* Start Input data *

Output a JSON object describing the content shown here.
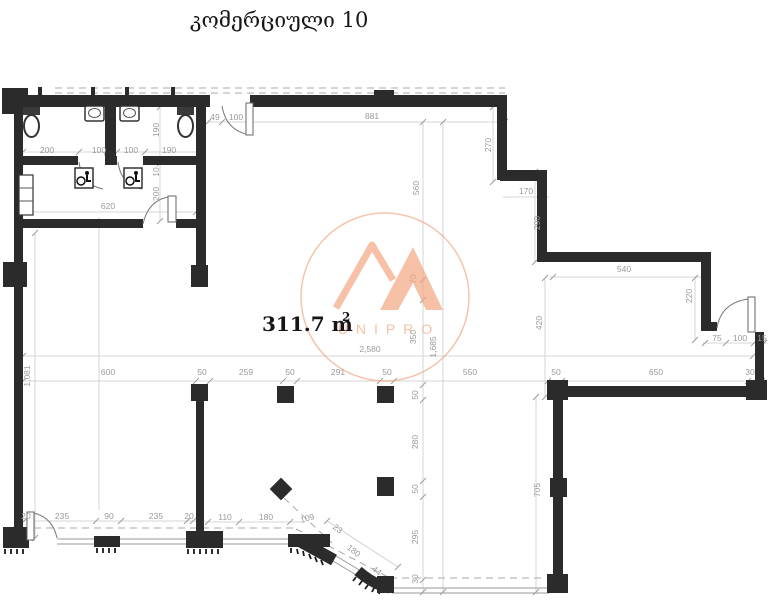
{
  "title": "კომერციული 10",
  "area_label": {
    "value": "311.7 m",
    "superscript": "2"
  },
  "watermark": {
    "brand": "UNIPRO"
  },
  "colors": {
    "wall": "#2b2b2b",
    "dimension_text": "#9a9a9a",
    "reference_line": "#c9c9c9",
    "dashed_line": "#a9a9a9",
    "watermark_orange": "#f2a47c",
    "watermark_circle": "#ec9e74"
  },
  "dimensions": [
    {
      "v": "200",
      "x": 47,
      "y": 153
    },
    {
      "v": "100",
      "x": 99,
      "y": 153
    },
    {
      "v": "100",
      "x": 131,
      "y": 153
    },
    {
      "v": "190",
      "x": 169,
      "y": 153
    },
    {
      "v": "190",
      "x": 159,
      "y": 130,
      "r": -90
    },
    {
      "v": "10",
      "x": 159,
      "y": 172,
      "r": -90
    },
    {
      "v": "200",
      "x": 159,
      "y": 194,
      "r": -90
    },
    {
      "v": "620",
      "x": 108,
      "y": 209
    },
    {
      "v": "49",
      "x": 215,
      "y": 120
    },
    {
      "v": "100",
      "x": 236,
      "y": 120
    },
    {
      "v": "881",
      "x": 372,
      "y": 119
    },
    {
      "v": "270",
      "x": 491,
      "y": 145,
      "r": -90
    },
    {
      "v": "560",
      "x": 419,
      "y": 188,
      "r": -90
    },
    {
      "v": "170",
      "x": 526,
      "y": 194
    },
    {
      "v": "290",
      "x": 540,
      "y": 223,
      "r": -90
    },
    {
      "v": "540",
      "x": 624,
      "y": 272
    },
    {
      "v": "220",
      "x": 692,
      "y": 296,
      "r": -90
    },
    {
      "v": "420",
      "x": 542,
      "y": 323,
      "r": -90
    },
    {
      "v": "75",
      "x": 717,
      "y": 341
    },
    {
      "v": "100",
      "x": 740,
      "y": 341
    },
    {
      "v": "15",
      "x": 762,
      "y": 341
    },
    {
      "v": "70",
      "x": 416,
      "y": 279,
      "r": -90
    },
    {
      "v": "350",
      "x": 416,
      "y": 337,
      "r": -90
    },
    {
      "v": "1,685",
      "x": 436,
      "y": 347,
      "r": -90
    },
    {
      "v": "2,580",
      "x": 370,
      "y": 352
    },
    {
      "v": "1,081",
      "x": 30,
      "y": 376,
      "r": -90
    },
    {
      "v": "600",
      "x": 108,
      "y": 375
    },
    {
      "v": "50",
      "x": 202,
      "y": 375
    },
    {
      "v": "259",
      "x": 246,
      "y": 375
    },
    {
      "v": "50",
      "x": 290,
      "y": 375
    },
    {
      "v": "291",
      "x": 338,
      "y": 375
    },
    {
      "v": "50",
      "x": 387,
      "y": 375
    },
    {
      "v": "550",
      "x": 470,
      "y": 375
    },
    {
      "v": "50",
      "x": 556,
      "y": 375
    },
    {
      "v": "650",
      "x": 656,
      "y": 375
    },
    {
      "v": "30",
      "x": 750,
      "y": 375
    },
    {
      "v": "50",
      "x": 418,
      "y": 395,
      "r": -90
    },
    {
      "v": "280",
      "x": 418,
      "y": 442,
      "r": -90
    },
    {
      "v": "50",
      "x": 418,
      "y": 489,
      "r": -90
    },
    {
      "v": "295",
      "x": 418,
      "y": 537,
      "r": -90
    },
    {
      "v": "30",
      "x": 418,
      "y": 579,
      "r": -90
    },
    {
      "v": "705",
      "x": 540,
      "y": 490,
      "r": -90
    },
    {
      "v": "20",
      "x": 26,
      "y": 519
    },
    {
      "v": "235",
      "x": 62,
      "y": 519
    },
    {
      "v": "90",
      "x": 109,
      "y": 519
    },
    {
      "v": "235",
      "x": 156,
      "y": 519
    },
    {
      "v": "20",
      "x": 189,
      "y": 519
    },
    {
      "v": "110",
      "x": 225,
      "y": 520
    },
    {
      "v": "180",
      "x": 266,
      "y": 520
    },
    {
      "v": "109",
      "x": 308,
      "y": 521,
      "r": -15
    },
    {
      "v": "23",
      "x": 336,
      "y": 531,
      "r": 38
    },
    {
      "v": "180",
      "x": 352,
      "y": 553,
      "r": 38
    },
    {
      "v": "44",
      "x": 375,
      "y": 573,
      "r": 38
    }
  ]
}
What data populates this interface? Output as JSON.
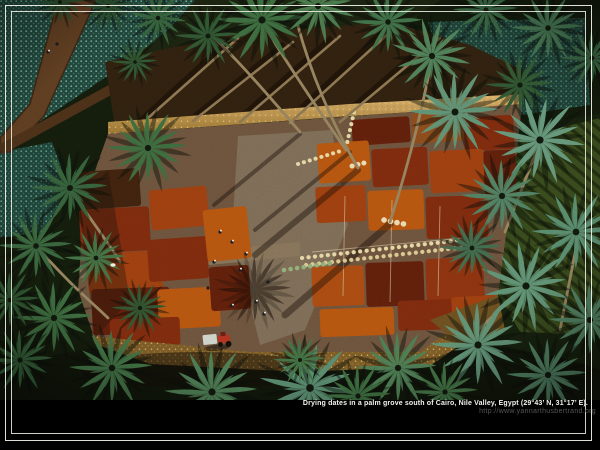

* End Input data *

◆ **Problem statement**:
Transcribe the whole listing exactly. Pictures stay out of your copy.

◆ **Correct answer**:
Output a JSON object describing the content shown here.
{
  "title": "კომერციული 10",
  "area_label": {
    "value": "311.7 m",
    "superscript": "2"
  },
  "watermark": {
    "brand": "UNIPRO"
  },
  "colors": {
    "wall": "#2b2b2b",
    "dimension_text": "#9a9a9a",
    "reference_line": "#c9c9c9",
    "dashed_line": "#a9a9a9",
    "watermark_orange": "#f2a47c",
    "watermark_circle": "#ec9e74"
  },
  "dimensions": [
    {
      "v": "200",
      "x": 47,
      "y": 153
    },
    {
      "v": "100",
      "x": 99,
      "y": 153
    },
    {
      "v": "100",
      "x": 131,
      "y": 153
    },
    {
      "v": "190",
      "x": 169,
      "y": 153
    },
    {
      "v": "190",
      "x": 159,
      "y": 130,
      "r": -90
    },
    {
      "v": "10",
      "x": 159,
      "y": 172,
      "r": -90
    },
    {
      "v": "200",
      "x": 159,
      "y": 194,
      "r": -90
    },
    {
      "v": "620",
      "x": 108,
      "y": 209
    },
    {
      "v": "49",
      "x": 215,
      "y": 120
    },
    {
      "v": "100",
      "x": 236,
      "y": 120
    },
    {
      "v": "881",
      "x": 372,
      "y": 119
    },
    {
      "v": "270",
      "x": 491,
      "y": 145,
      "r": -90
    },
    {
      "v": "560",
      "x": 419,
      "y": 188,
      "r": -90
    },
    {
      "v": "170",
      "x": 526,
      "y": 194
    },
    {
      "v": "290",
      "x": 540,
      "y": 223,
      "r": -90
    },
    {
      "v": "540",
      "x": 624,
      "y": 272
    },
    {
      "v": "220",
      "x": 692,
      "y": 296,
      "r": -90
    },
    {
      "v": "420",
      "x": 542,
      "y": 323,
      "r": -90
    },
    {
      "v": "75",
      "x": 717,
      "y": 341
    },
    {
      "v": "100",
      "x": 740,
      "y": 341
    },
    {
      "v": "15",
      "x": 762,
      "y": 341
    },
    {
      "v": "70",
      "x": 416,
      "y": 279,
      "r": -90
    },
    {
      "v": "350",
      "x": 416,
      "y": 337,
      "r": -90
    },
    {
      "v": "1,685",
      "x": 436,
      "y": 347,
      "r": -90
    },
    {
      "v": "2,580",
      "x": 370,
      "y": 352
    },
    {
      "v": "1,081",
      "x": 30,
      "y": 376,
      "r": -90
    },
    {
      "v": "600",
      "x": 108,
      "y": 375
    },
    {
      "v": "50",
      "x": 202,
      "y": 375
    },
    {
      "v": "259",
      "x": 246,
      "y": 375
    },
    {
      "v": "50",
      "x": 290,
      "y": 375
    },
    {
      "v": "291",
      "x": 338,
      "y": 375
    },
    {
      "v": "50",
      "x": 387,
      "y": 375
    },
    {
      "v": "550",
      "x": 470,
      "y": 375
    },
    {
      "v": "50",
      "x": 556,
      "y": 375
    },
    {
      "v": "650",
      "x": 656,
      "y": 375
    },
    {
      "v": "30",
      "x": 750,
      "y": 375
    },
    {
      "v": "50",
      "x": 418,
      "y": 395,
      "r": -90
    },
    {
      "v": "280",
      "x": 418,
      "y": 442,
      "r": -90
    },
    {
      "v": "50",
      "x": 418,
      "y": 489,
      "r": -90
    },
    {
      "v": "295",
      "x": 418,
      "y": 537,
      "r": -90
    },
    {
      "v": "30",
      "x": 418,
      "y": 579,
      "r": -90
    },
    {
      "v": "705",
      "x": 540,
      "y": 490,
      "r": -90
    },
    {
      "v": "20",
      "x": 26,
      "y": 519
    },
    {
      "v": "235",
      "x": 62,
      "y": 519
    },
    {
      "v": "90",
      "x": 109,
      "y": 519
    },
    {
      "v": "235",
      "x": 156,
      "y": 519
    },
    {
      "v": "20",
      "x": 189,
      "y": 519
    },
    {
      "v": "110",
      "x": 225,
      "y": 520
    },
    {
      "v": "180",
      "x": 266,
      "y": 520
    },
    {
      "v": "109",
      "x": 308,
      "y": 521,
      "r": -15
    },
    {
      "v": "23",
      "x": 336,
      "y": 531,
      "r": 38
    },
    {
      "v": "180",
      "x": 352,
      "y": 553,
      "r": 38
    },
    {
      "v": "44",
      "x": 375,
      "y": 573,
      "r": 38
    }
  ]
}
What data populates this interface? Output as JSON.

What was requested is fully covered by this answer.